_YOUR INSTRUCTIONS_
All of the data is to be printed again exactly as it appears.

*** Opening ENTRIES SHOWN ***

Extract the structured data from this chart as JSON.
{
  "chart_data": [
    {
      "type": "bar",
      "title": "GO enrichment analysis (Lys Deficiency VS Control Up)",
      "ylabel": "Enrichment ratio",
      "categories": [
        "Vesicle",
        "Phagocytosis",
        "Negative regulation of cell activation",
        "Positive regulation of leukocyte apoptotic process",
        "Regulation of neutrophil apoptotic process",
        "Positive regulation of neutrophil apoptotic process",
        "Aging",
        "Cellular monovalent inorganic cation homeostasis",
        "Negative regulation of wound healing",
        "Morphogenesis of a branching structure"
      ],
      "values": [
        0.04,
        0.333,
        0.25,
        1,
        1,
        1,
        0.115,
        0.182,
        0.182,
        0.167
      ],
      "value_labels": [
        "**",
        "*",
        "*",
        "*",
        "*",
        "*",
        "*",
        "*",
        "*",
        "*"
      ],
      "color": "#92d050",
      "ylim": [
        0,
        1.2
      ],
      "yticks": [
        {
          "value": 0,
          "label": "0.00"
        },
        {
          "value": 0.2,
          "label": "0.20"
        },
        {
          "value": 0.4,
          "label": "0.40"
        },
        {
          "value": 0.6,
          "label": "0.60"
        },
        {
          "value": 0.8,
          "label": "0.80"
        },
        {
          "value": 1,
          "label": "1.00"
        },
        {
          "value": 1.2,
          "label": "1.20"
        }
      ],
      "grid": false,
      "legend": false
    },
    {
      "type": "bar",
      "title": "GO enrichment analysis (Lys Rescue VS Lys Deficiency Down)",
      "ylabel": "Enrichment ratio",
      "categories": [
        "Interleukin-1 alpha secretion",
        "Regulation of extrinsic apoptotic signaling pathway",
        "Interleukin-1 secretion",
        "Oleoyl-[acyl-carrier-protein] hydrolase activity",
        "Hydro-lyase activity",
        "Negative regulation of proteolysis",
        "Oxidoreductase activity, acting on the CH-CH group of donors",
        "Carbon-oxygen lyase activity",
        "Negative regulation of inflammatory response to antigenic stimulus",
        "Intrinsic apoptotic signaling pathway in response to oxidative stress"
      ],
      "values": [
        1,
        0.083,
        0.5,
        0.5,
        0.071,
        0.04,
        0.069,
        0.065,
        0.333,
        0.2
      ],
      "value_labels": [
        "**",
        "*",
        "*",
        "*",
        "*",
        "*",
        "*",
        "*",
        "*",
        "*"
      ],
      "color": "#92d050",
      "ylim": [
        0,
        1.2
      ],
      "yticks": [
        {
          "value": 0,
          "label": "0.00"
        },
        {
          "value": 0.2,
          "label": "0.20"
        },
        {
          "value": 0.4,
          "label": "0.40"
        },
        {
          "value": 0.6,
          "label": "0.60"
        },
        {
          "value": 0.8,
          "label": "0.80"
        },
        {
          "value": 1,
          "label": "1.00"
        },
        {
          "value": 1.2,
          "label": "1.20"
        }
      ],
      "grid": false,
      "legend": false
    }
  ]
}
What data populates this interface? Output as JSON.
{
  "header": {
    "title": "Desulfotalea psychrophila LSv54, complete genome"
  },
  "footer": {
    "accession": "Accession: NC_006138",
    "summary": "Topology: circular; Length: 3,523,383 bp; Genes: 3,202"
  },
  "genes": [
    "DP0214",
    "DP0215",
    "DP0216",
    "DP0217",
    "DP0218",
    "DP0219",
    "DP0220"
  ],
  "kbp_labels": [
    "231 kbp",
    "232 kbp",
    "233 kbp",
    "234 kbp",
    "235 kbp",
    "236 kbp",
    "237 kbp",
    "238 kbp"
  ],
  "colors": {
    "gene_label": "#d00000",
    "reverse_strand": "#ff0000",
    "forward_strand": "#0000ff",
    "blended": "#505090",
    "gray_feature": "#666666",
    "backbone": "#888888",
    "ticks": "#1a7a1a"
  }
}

*** Closing ENTRIES SHOWN ***

_SOLUTION TO THIS PROBLEM_
Extract the structured data from this chart as JSON.
{
  "chart_data": [
    {
      "type": "bar",
      "title": "GO enrichment analysis (Lys Deficiency VS Control Up)",
      "ylabel": "Enrichment ratio",
      "categories": [
        "Vesicle",
        "Phagocytosis",
        "Negative regulation of cell activation",
        "Positive regulation of leukocyte apoptotic process",
        "Regulation of neutrophil apoptotic process",
        "Positive regulation of neutrophil apoptotic process",
        "Aging",
        "Cellular monovalent inorganic cation homeostasis",
        "Negative regulation of wound healing",
        "Morphogenesis of a branching structure"
      ],
      "values": [
        0.04,
        0.333,
        0.25,
        1,
        1,
        1,
        0.115,
        0.182,
        0.182,
        0.167
      ],
      "value_labels": [
        "**",
        "*",
        "*",
        "*",
        "*",
        "*",
        "*",
        "*",
        "*",
        "*"
      ],
      "color": "#92d050",
      "ylim": [
        0,
        1.2
      ],
      "yticks": [
        {
          "value": 0,
          "label": "0.00"
        },
        {
          "value": 0.2,
          "label": "0.20"
        },
        {
          "value": 0.4,
          "label": "0.40"
        },
        {
          "value": 0.6,
          "label": "0.60"
        },
        {
          "value": 0.8,
          "label": "0.80"
        },
        {
          "value": 1,
          "label": "1.00"
        },
        {
          "value": 1.2,
          "label": "1.20"
        }
      ],
      "grid": false,
      "legend": false
    },
    {
      "type": "bar",
      "title": "GO enrichment analysis (Lys Rescue VS Lys Deficiency Down)",
      "ylabel": "Enrichment ratio",
      "categories": [
        "Interleukin-1 alpha secretion",
        "Regulation of extrinsic apoptotic signaling pathway",
        "Interleukin-1 secretion",
        "Oleoyl-[acyl-carrier-protein] hydrolase activity",
        "Hydro-lyase activity",
        "Negative regulation of proteolysis",
        "Oxidoreductase activity, acting on the CH-CH group of donors",
        "Carbon-oxygen lyase activity",
        "Negative regulation of inflammatory response to antigenic stimulus",
        "Intrinsic apoptotic signaling pathway in response to oxidative stress"
      ],
      "values": [
        1,
        0.083,
        0.5,
        0.5,
        0.071,
        0.04,
        0.069,
        0.065,
        0.333,
        0.2
      ],
      "value_labels": [
        "**",
        "*",
        "*",
        "*",
        "*",
        "*",
        "*",
        "*",
        "*",
        "*"
      ],
      "color": "#92d050",
      "ylim": [
        0,
        1.2
      ],
      "yticks": [
        {
          "value": 0,
          "label": "0.00"
        },
        {
          "value": 0.2,
          "label": "0.20"
        },
        {
          "value": 0.4,
          "label": "0.40"
        },
        {
          "value": 0.6,
          "label": "0.60"
        },
        {
          "value": 0.8,
          "label": "0.80"
        },
        {
          "value": 1,
          "label": "1.00"
        },
        {
          "value": 1.2,
          "label": "1.20"
        }
      ],
      "grid": false,
      "legend": false
    }
  ]
}
What data populates this interface? Output as JSON.
{
  "header": {
    "title": "Desulfotalea psychrophila LSv54, complete genome"
  },
  "footer": {
    "accession": "Accession: NC_006138",
    "summary": "Topology: circular; Length: 3,523,383 bp; Genes: 3,202"
  },
  "genes": [
    "DP0214",
    "DP0215",
    "DP0216",
    "DP0217",
    "DP0218",
    "DP0219",
    "DP0220"
  ],
  "kbp_labels": [
    "231 kbp",
    "232 kbp",
    "233 kbp",
    "234 kbp",
    "235 kbp",
    "236 kbp",
    "237 kbp",
    "238 kbp"
  ],
  "colors": {
    "gene_label": "#d00000",
    "reverse_strand": "#ff0000",
    "forward_strand": "#0000ff",
    "blended": "#505090",
    "gray_feature": "#666666",
    "backbone": "#888888",
    "ticks": "#1a7a1a"
  }
}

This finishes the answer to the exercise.